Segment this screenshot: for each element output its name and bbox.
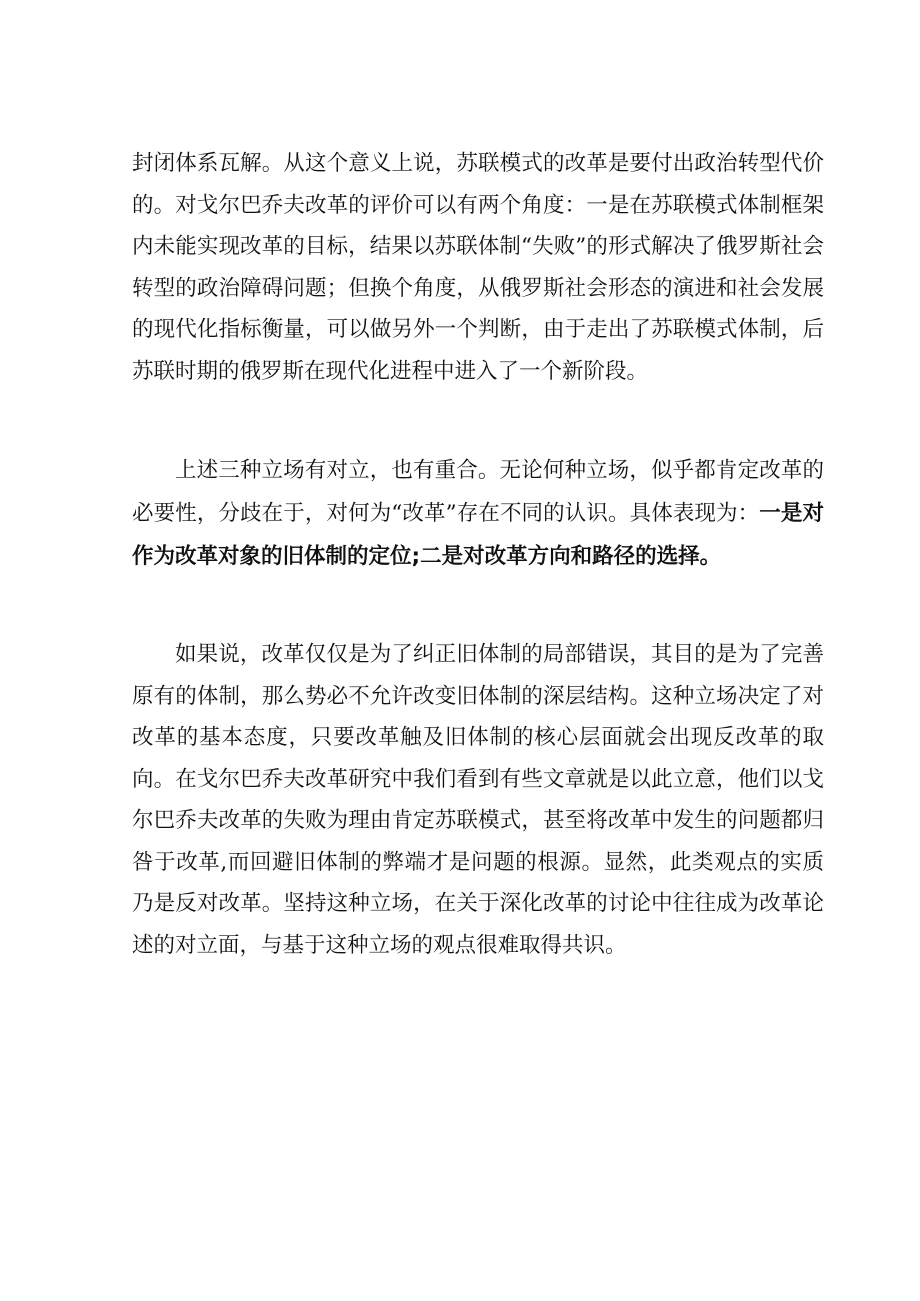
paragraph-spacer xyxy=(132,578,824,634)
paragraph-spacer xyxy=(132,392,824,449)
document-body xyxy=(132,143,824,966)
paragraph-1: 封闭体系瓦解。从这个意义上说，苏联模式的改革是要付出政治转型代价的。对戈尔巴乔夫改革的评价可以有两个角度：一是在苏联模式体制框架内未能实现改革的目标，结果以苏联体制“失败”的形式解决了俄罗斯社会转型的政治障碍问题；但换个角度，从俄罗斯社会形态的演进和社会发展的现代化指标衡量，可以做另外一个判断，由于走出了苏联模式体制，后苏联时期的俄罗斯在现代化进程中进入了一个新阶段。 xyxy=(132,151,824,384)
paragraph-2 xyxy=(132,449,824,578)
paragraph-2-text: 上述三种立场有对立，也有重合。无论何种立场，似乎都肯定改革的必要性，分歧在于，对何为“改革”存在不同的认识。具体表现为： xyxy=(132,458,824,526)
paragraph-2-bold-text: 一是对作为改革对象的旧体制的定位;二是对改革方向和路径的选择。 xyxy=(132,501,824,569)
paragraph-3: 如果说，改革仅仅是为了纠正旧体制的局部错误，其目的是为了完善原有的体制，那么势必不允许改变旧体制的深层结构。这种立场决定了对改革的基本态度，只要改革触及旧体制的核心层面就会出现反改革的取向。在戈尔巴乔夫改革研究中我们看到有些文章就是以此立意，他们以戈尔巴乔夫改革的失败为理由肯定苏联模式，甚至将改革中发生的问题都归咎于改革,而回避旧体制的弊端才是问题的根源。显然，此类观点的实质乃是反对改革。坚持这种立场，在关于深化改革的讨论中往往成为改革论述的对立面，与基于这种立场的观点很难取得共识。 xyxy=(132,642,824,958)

···

__Instruções da tarefa__
Quais linhas acima contêm a palavra "spacer"? Selecione e copie cada uma delas, considerando a diferença entre maiúsculas e minúsculas.

__Solução do exercício__
paragraph-spacer xyxy=(132,578,824,634)
paragraph-spacer xyxy=(132,392,824,449)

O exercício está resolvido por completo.